(Records about charts and figures)
-- START --

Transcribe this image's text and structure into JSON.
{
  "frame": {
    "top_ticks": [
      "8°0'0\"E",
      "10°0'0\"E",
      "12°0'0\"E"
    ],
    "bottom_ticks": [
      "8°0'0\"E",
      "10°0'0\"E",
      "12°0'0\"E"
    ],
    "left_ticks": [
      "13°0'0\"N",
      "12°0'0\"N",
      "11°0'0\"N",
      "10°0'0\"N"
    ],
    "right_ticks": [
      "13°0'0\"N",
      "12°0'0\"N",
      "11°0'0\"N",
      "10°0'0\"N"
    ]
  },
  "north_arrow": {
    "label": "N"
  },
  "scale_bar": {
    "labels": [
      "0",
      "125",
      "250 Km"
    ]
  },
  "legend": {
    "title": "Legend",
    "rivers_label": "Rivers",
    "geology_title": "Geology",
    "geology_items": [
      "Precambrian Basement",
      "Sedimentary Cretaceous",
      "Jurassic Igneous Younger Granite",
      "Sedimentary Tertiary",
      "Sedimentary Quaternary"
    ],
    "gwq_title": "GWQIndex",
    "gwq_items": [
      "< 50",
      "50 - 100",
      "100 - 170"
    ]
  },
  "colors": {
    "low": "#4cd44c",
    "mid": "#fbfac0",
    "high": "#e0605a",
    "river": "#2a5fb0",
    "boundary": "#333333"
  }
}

-- END --

To do:
Transcribe the records above exactly as they appear.

Answer to this problem:
Transcribe this image's text and structure into JSON.
{
  "frame": {
    "top_ticks": [
      "8°0'0\"E",
      "10°0'0\"E",
      "12°0'0\"E"
    ],
    "bottom_ticks": [
      "8°0'0\"E",
      "10°0'0\"E",
      "12°0'0\"E"
    ],
    "left_ticks": [
      "13°0'0\"N",
      "12°0'0\"N",
      "11°0'0\"N",
      "10°0'0\"N"
    ],
    "right_ticks": [
      "13°0'0\"N",
      "12°0'0\"N",
      "11°0'0\"N",
      "10°0'0\"N"
    ]
  },
  "north_arrow": {
    "label": "N"
  },
  "scale_bar": {
    "labels": [
      "0",
      "125",
      "250 Km"
    ]
  },
  "legend": {
    "title": "Legend",
    "rivers_label": "Rivers",
    "geology_title": "Geology",
    "geology_items": [
      "Precambrian Basement",
      "Sedimentary Cretaceous",
      "Jurassic Igneous Younger Granite",
      "Sedimentary Tertiary",
      "Sedimentary Quaternary"
    ],
    "gwq_title": "GWQIndex",
    "gwq_items": [
      "< 50",
      "50 - 100",
      "100 - 170"
    ]
  },
  "colors": {
    "low": "#4cd44c",
    "mid": "#fbfac0",
    "high": "#e0605a",
    "river": "#2a5fb0",
    "boundary": "#333333"
  }
}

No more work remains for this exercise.